### Exercise materials:
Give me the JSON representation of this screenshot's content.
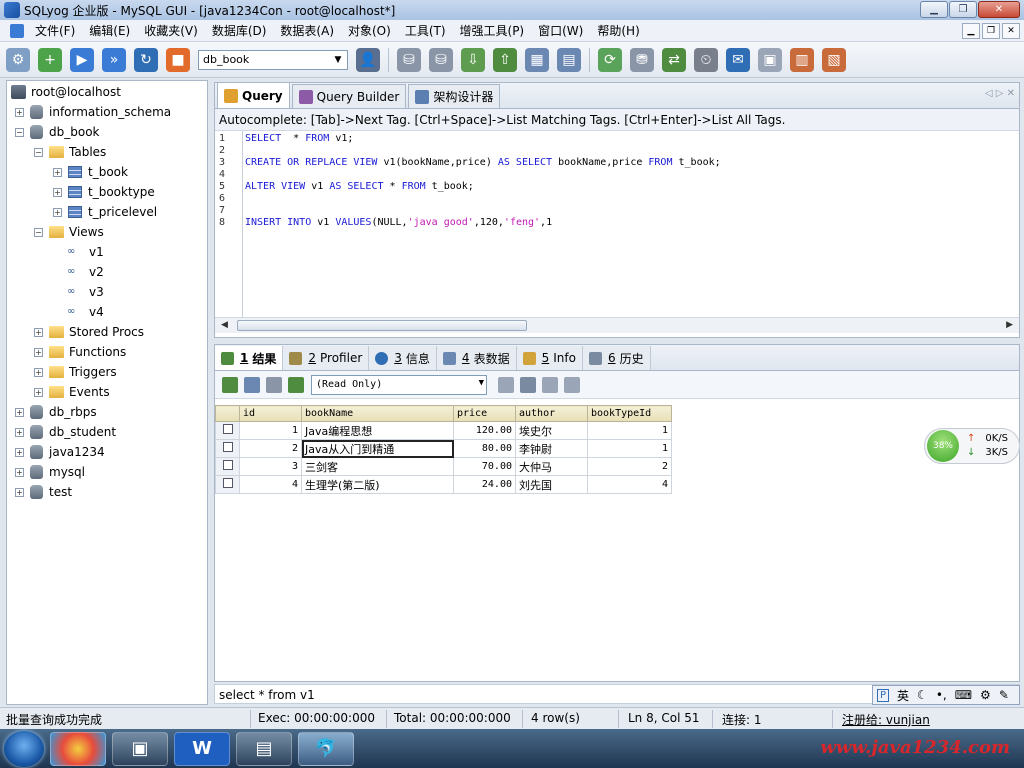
{
  "window": {
    "title": "SQLyog 企业版 - MySQL GUI - [java1234Con - root@localhost*]"
  },
  "menu": [
    "文件(F)",
    "编辑(E)",
    "收藏夹(V)",
    "数据库(D)",
    "数据表(A)",
    "对象(O)",
    "工具(T)",
    "增强工具(P)",
    "窗口(W)",
    "帮助(H)"
  ],
  "toolbar": {
    "db_selected": "db_book"
  },
  "tree": {
    "root": "root@localhost",
    "nodes": {
      "information_schema": "information_schema",
      "db_book": "db_book",
      "tables": "Tables",
      "t_book": "t_book",
      "t_booktype": "t_booktype",
      "t_pricelevel": "t_pricelevel",
      "views": "Views",
      "v1": "v1",
      "v2": "v2",
      "v3": "v3",
      "v4": "v4",
      "stored_procs": "Stored Procs",
      "functions": "Functions",
      "triggers": "Triggers",
      "events": "Events",
      "db_rbps": "db_rbps",
      "db_student": "db_student",
      "java1234": "java1234",
      "mysql": "mysql",
      "test": "test"
    }
  },
  "query_tabs": {
    "query": "Query",
    "builder": "Query Builder",
    "schema": "架构设计器"
  },
  "autocomplete": "Autocomplete: [Tab]->Next Tag. [Ctrl+Space]->List Matching Tags. [Ctrl+Enter]->List All Tags.",
  "editor": {
    "line_numbers": [
      "1",
      "2",
      "3",
      "4",
      "5",
      "6",
      "7",
      "8"
    ],
    "line1": {
      "a": "SELECT",
      "b": "  * ",
      "c": "FROM",
      "d": " v1;"
    },
    "line3": {
      "a": "CREATE OR REPLACE VIEW",
      "b": " v1(bookName,price) ",
      "c": "AS SELECT",
      "d": " bookName,price ",
      "e": "FROM",
      "f": " t_book;"
    },
    "line5": {
      "a": "ALTER VIEW",
      "b": " v1 ",
      "c": "AS SELECT",
      "d": " * ",
      "e": "FROM",
      "f": " t_book;"
    },
    "line8": {
      "a": "INSERT INTO",
      "b": " v1 ",
      "c": "VALUES",
      "d": "(NULL,",
      "e": "'java good'",
      "f": ",120,",
      "g": "'feng'",
      "h": ",1"
    }
  },
  "result_tabs": {
    "t1": {
      "num": "1",
      "label": "结果"
    },
    "t2": {
      "num": "2",
      "label": "Profiler"
    },
    "t3": {
      "num": "3",
      "label": "信息"
    },
    "t4": {
      "num": "4",
      "label": "表数据"
    },
    "t5": {
      "num": "5",
      "label": "Info"
    },
    "t6": {
      "num": "6",
      "label": "历史"
    }
  },
  "result_mode": "(Read Only)",
  "grid": {
    "columns": [
      "id",
      "bookName",
      "price",
      "author",
      "bookTypeId"
    ],
    "rows": [
      {
        "id": "1",
        "bookName": "Java编程思想",
        "price": "120.00",
        "author": "埃史尔",
        "bookTypeId": "1"
      },
      {
        "id": "2",
        "bookName": "Java从入门到精通",
        "price": "80.00",
        "author": "李钟尉",
        "bookTypeId": "1"
      },
      {
        "id": "3",
        "bookName": "三剑客",
        "price": "70.00",
        "author": "大仲马",
        "bookTypeId": "2"
      },
      {
        "id": "4",
        "bookName": "生理学(第二版)",
        "price": "24.00",
        "author": "刘先国",
        "bookTypeId": "4"
      }
    ]
  },
  "query_status": "select  * from v1",
  "ime": {
    "mode": "英"
  },
  "speed": {
    "percent": "38%",
    "up": "0K/S",
    "down": "3K/S"
  },
  "status": {
    "message": "批量查询成功完成",
    "exec": "Exec: 00:00:00:000",
    "total": "Total: 00:00:00:000",
    "rows": "4 row(s)",
    "position": "Ln 8, Col 51",
    "connections": "连接: 1",
    "registered": "注册给: vunjian"
  },
  "watermark": "www.java1234.com"
}
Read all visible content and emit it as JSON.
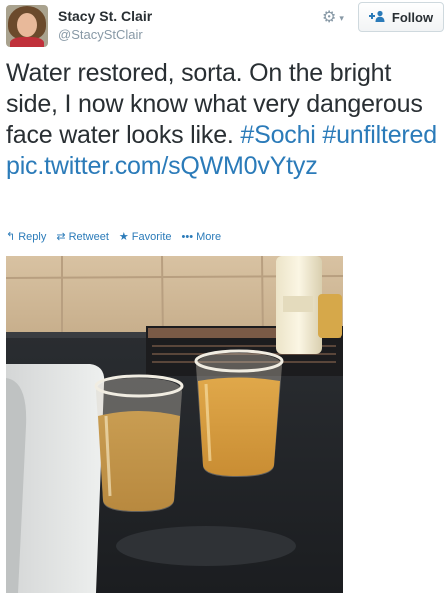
{
  "user": {
    "name": "Stacy St. Clair",
    "handle": "@StacyStClair"
  },
  "header": {
    "gear_glyph": "⚙",
    "caret_glyph": "▾",
    "follow_icon": "+👤",
    "follow_label": "Follow"
  },
  "tweet": {
    "text": "Water restored, sorta. On the bright side, I now know what very dangerous face water looks like. ",
    "hashtag1": "#Sochi",
    "hashtag2": "#unfiltered",
    "link": "pic.twitter.com/sQWM0vYtyz"
  },
  "actions": {
    "reply_icon": "↰",
    "reply": "Reply",
    "retweet_icon": "⇄",
    "retweet": "Retweet",
    "favorite_icon": "★",
    "favorite": "Favorite",
    "more_icon": "•••",
    "more": "More"
  },
  "colors": {
    "link": "#2b7bb9",
    "text": "#292f33",
    "muted": "#8899a6"
  },
  "icons": {
    "gear": "gear-icon",
    "follow": "add-user-icon",
    "reply": "reply-icon",
    "retweet": "retweet-icon",
    "favorite": "star-icon",
    "more": "more-dots-icon"
  },
  "photo": {
    "subject": "two glasses of yellow-brown tap water on a hotel bathroom counter"
  }
}
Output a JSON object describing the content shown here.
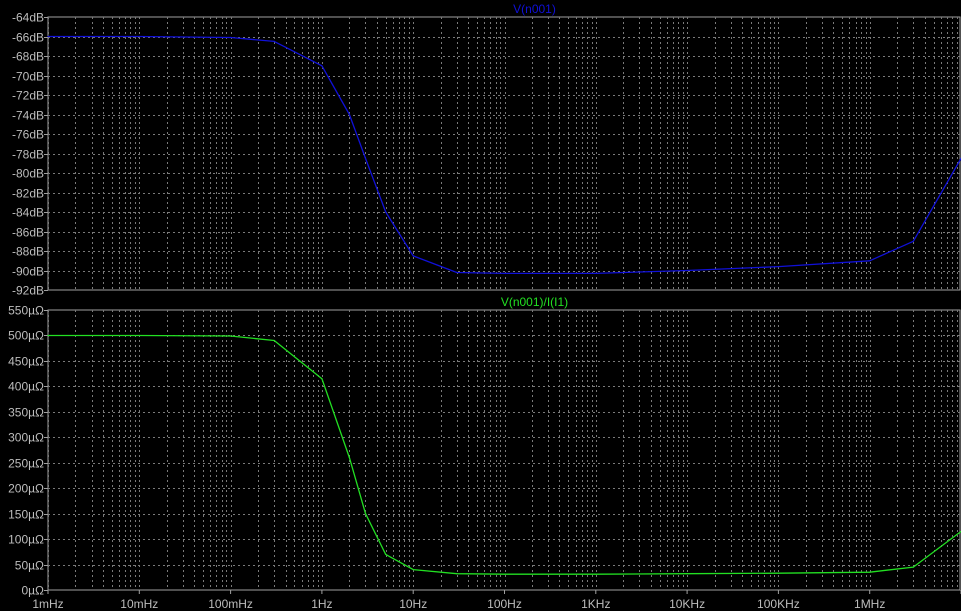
{
  "colors": {
    "background": "#000000",
    "grid": "#7a7a7a",
    "axis": "#a0a0a0",
    "tick_text": "#bdbdbd",
    "trace_top": "#1010d8",
    "trace_bottom": "#22e022"
  },
  "chart_data": [
    {
      "type": "line",
      "title": "V(n001)",
      "x_scale": "log",
      "x_unit": "Hz",
      "xlim": [
        0.001,
        10000000
      ],
      "y_unit": "dB",
      "ylim": [
        -92,
        -64
      ],
      "y_ticks": [
        "-64dB",
        "-66dB",
        "-68dB",
        "-70dB",
        "-72dB",
        "-74dB",
        "-76dB",
        "-78dB",
        "-80dB",
        "-82dB",
        "-84dB",
        "-86dB",
        "-88dB",
        "-90dB",
        "-92dB"
      ],
      "grid": true,
      "series": [
        {
          "name": "V(n001)",
          "x": [
            0.001,
            0.01,
            0.1,
            0.3,
            1,
            2,
            3,
            5,
            10,
            30,
            100,
            1000,
            10000,
            100000,
            1000000,
            3000000,
            10000000
          ],
          "y": [
            -66.0,
            -66.0,
            -66.1,
            -66.5,
            -69.0,
            -74.0,
            -78.5,
            -84.0,
            -88.5,
            -90.2,
            -90.3,
            -90.3,
            -90.0,
            -89.6,
            -89.0,
            -87.0,
            -78.5
          ]
        }
      ]
    },
    {
      "type": "line",
      "title": "V(n001)/I(I1)",
      "x_scale": "log",
      "x_unit": "Hz",
      "xlim": [
        0.001,
        10000000
      ],
      "y_unit": "µΩ",
      "ylim": [
        0,
        550
      ],
      "y_ticks": [
        "550µΩ",
        "500µΩ",
        "450µΩ",
        "400µΩ",
        "350µΩ",
        "300µΩ",
        "250µΩ",
        "200µΩ",
        "150µΩ",
        "100µΩ",
        "50µΩ",
        "0µΩ"
      ],
      "x_ticks": [
        "1mHz",
        "10mHz",
        "100mHz",
        "1Hz",
        "10Hz",
        "100Hz",
        "1KHz",
        "10KHz",
        "100KHz",
        "1MHz",
        "10MHz"
      ],
      "grid": true,
      "series": [
        {
          "name": "V(n001)/I(I1)",
          "x": [
            0.001,
            0.01,
            0.1,
            0.3,
            1,
            2,
            3,
            5,
            10,
            30,
            100,
            1000,
            10000,
            100000,
            1000000,
            3000000,
            10000000
          ],
          "y": [
            500,
            500,
            499,
            490,
            415,
            260,
            150,
            70,
            40,
            32,
            31,
            31,
            32,
            33,
            35,
            45,
            115
          ]
        }
      ]
    }
  ]
}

### Problem requirements:
Omit the pictures and output all of the other material exactly.

### Expected answer:
Give me the JSON representation of this screenshot's content.
{
  "window": {
    "title": "SQLyog 企业版 - MySQL GUI - [java1234Con - root@localhost*]"
  },
  "menu": [
    "文件(F)",
    "编辑(E)",
    "收藏夹(V)",
    "数据库(D)",
    "数据表(A)",
    "对象(O)",
    "工具(T)",
    "增强工具(P)",
    "窗口(W)",
    "帮助(H)"
  ],
  "toolbar": {
    "db_selected": "db_book"
  },
  "tree": {
    "root": "root@localhost",
    "nodes": {
      "information_schema": "information_schema",
      "db_book": "db_book",
      "tables": "Tables",
      "t_book": "t_book",
      "t_booktype": "t_booktype",
      "t_pricelevel": "t_pricelevel",
      "views": "Views",
      "v1": "v1",
      "v2": "v2",
      "v3": "v3",
      "v4": "v4",
      "stored_procs": "Stored Procs",
      "functions": "Functions",
      "triggers": "Triggers",
      "events": "Events",
      "db_rbps": "db_rbps",
      "db_student": "db_student",
      "java1234": "java1234",
      "mysql": "mysql",
      "test": "test"
    }
  },
  "query_tabs": {
    "query": "Query",
    "builder": "Query Builder",
    "schema": "架构设计器"
  },
  "autocomplete": "Autocomplete: [Tab]->Next Tag. [Ctrl+Space]->List Matching Tags. [Ctrl+Enter]->List All Tags.",
  "editor": {
    "line_numbers": [
      "1",
      "2",
      "3",
      "4",
      "5",
      "6",
      "7",
      "8"
    ],
    "line1": {
      "a": "SELECT",
      "b": "  * ",
      "c": "FROM",
      "d": " v1;"
    },
    "line3": {
      "a": "CREATE OR REPLACE VIEW",
      "b": " v1(bookName,price) ",
      "c": "AS SELECT",
      "d": " bookName,price ",
      "e": "FROM",
      "f": " t_book;"
    },
    "line5": {
      "a": "ALTER VIEW",
      "b": " v1 ",
      "c": "AS SELECT",
      "d": " * ",
      "e": "FROM",
      "f": " t_book;"
    },
    "line8": {
      "a": "INSERT INTO",
      "b": " v1 ",
      "c": "VALUES",
      "d": "(NULL,",
      "e": "'java good'",
      "f": ",120,",
      "g": "'feng'",
      "h": ",1"
    }
  },
  "result_tabs": {
    "t1": {
      "num": "1",
      "label": "结果"
    },
    "t2": {
      "num": "2",
      "label": "Profiler"
    },
    "t3": {
      "num": "3",
      "label": "信息"
    },
    "t4": {
      "num": "4",
      "label": "表数据"
    },
    "t5": {
      "num": "5",
      "label": "Info"
    },
    "t6": {
      "num": "6",
      "label": "历史"
    }
  },
  "result_mode": "(Read Only)",
  "grid": {
    "columns": [
      "id",
      "bookName",
      "price",
      "author",
      "bookTypeId"
    ],
    "rows": [
      {
        "id": "1",
        "bookName": "Java编程思想",
        "price": "120.00",
        "author": "埃史尔",
        "bookTypeId": "1"
      },
      {
        "id": "2",
        "bookName": "Java从入门到精通",
        "price": "80.00",
        "author": "李钟尉",
        "bookTypeId": "1"
      },
      {
        "id": "3",
        "bookName": "三剑客",
        "price": "70.00",
        "author": "大仲马",
        "bookTypeId": "2"
      },
      {
        "id": "4",
        "bookName": "生理学(第二版)",
        "price": "24.00",
        "author": "刘先国",
        "bookTypeId": "4"
      }
    ]
  },
  "query_status": "select  * from v1",
  "ime": {
    "mode": "英"
  },
  "speed": {
    "percent": "38%",
    "up": "0K/S",
    "down": "3K/S"
  },
  "status": {
    "message": "批量查询成功完成",
    "exec": "Exec: 00:00:00:000",
    "total": "Total: 00:00:00:000",
    "rows": "4 row(s)",
    "position": "Ln 8, Col 51",
    "connections": "连接: 1",
    "registered": "注册给: vunjian"
  },
  "watermark": "www.java1234.com"
}
Read all visible content and emit it as JSON.
{
  "user": {
    "name": "Stacy St. Clair",
    "handle": "@StacyStClair"
  },
  "header": {
    "gear_glyph": "⚙",
    "caret_glyph": "▾",
    "follow_icon": "+👤",
    "follow_label": "Follow"
  },
  "tweet": {
    "text": "Water restored, sorta. On the bright side, I now know what very dangerous face water looks like. ",
    "hashtag1": "#Sochi",
    "hashtag2": "#unfiltered",
    "link": "pic.twitter.com/sQWM0vYtyz"
  },
  "actions": {
    "reply_icon": "↰",
    "reply": "Reply",
    "retweet_icon": "⇄",
    "retweet": "Retweet",
    "favorite_icon": "★",
    "favorite": "Favorite",
    "more_icon": "•••",
    "more": "More"
  },
  "colors": {
    "link": "#2b7bb9",
    "text": "#292f33",
    "muted": "#8899a6"
  },
  "icons": {
    "gear": "gear-icon",
    "follow": "add-user-icon",
    "reply": "reply-icon",
    "retweet": "retweet-icon",
    "favorite": "star-icon",
    "more": "more-dots-icon"
  },
  "photo": {
    "subject": "two glasses of yellow-brown tap water on a hotel bathroom counter"
  }
}
Output a JSON object describing the content shown here.
{
  "colors": {
    "background": "#000000",
    "grid": "#7a7a7a",
    "axis": "#a0a0a0",
    "tick_text": "#bdbdbd",
    "trace_top": "#1010d8",
    "trace_bottom": "#22e022"
  },
  "chart_data": [
    {
      "type": "line",
      "title": "V(n001)",
      "x_scale": "log",
      "x_unit": "Hz",
      "xlim": [
        0.001,
        10000000
      ],
      "y_unit": "dB",
      "ylim": [
        -92,
        -64
      ],
      "y_ticks": [
        "-64dB",
        "-66dB",
        "-68dB",
        "-70dB",
        "-72dB",
        "-74dB",
        "-76dB",
        "-78dB",
        "-80dB",
        "-82dB",
        "-84dB",
        "-86dB",
        "-88dB",
        "-90dB",
        "-92dB"
      ],
      "grid": true,
      "series": [
        {
          "name": "V(n001)",
          "x": [
            0.001,
            0.01,
            0.1,
            0.3,
            1,
            2,
            3,
            5,
            10,
            30,
            100,
            1000,
            10000,
            100000,
            1000000,
            3000000,
            10000000
          ],
          "y": [
            -66.0,
            -66.0,
            -66.1,
            -66.5,
            -69.0,
            -74.0,
            -78.5,
            -84.0,
            -88.5,
            -90.2,
            -90.3,
            -90.3,
            -90.0,
            -89.6,
            -89.0,
            -87.0,
            -78.5
          ]
        }
      ]
    },
    {
      "type": "line",
      "title": "V(n001)/I(I1)",
      "x_scale": "log",
      "x_unit": "Hz",
      "xlim": [
        0.001,
        10000000
      ],
      "y_unit": "µΩ",
      "ylim": [
        0,
        550
      ],
      "y_ticks": [
        "550µΩ",
        "500µΩ",
        "450µΩ",
        "400µΩ",
        "350µΩ",
        "300µΩ",
        "250µΩ",
        "200µΩ",
        "150µΩ",
        "100µΩ",
        "50µΩ",
        "0µΩ"
      ],
      "x_ticks": [
        "1mHz",
        "10mHz",
        "100mHz",
        "1Hz",
        "10Hz",
        "100Hz",
        "1KHz",
        "10KHz",
        "100KHz",
        "1MHz",
        "10MHz"
      ],
      "grid": true,
      "series": [
        {
          "name": "V(n001)/I(I1)",
          "x": [
            0.001,
            0.01,
            0.1,
            0.3,
            1,
            2,
            3,
            5,
            10,
            30,
            100,
            1000,
            10000,
            100000,
            1000000,
            3000000,
            10000000
          ],
          "y": [
            500,
            500,
            499,
            490,
            415,
            260,
            150,
            70,
            40,
            32,
            31,
            31,
            32,
            33,
            35,
            45,
            115
          ]
        }
      ]
    }
  ]
}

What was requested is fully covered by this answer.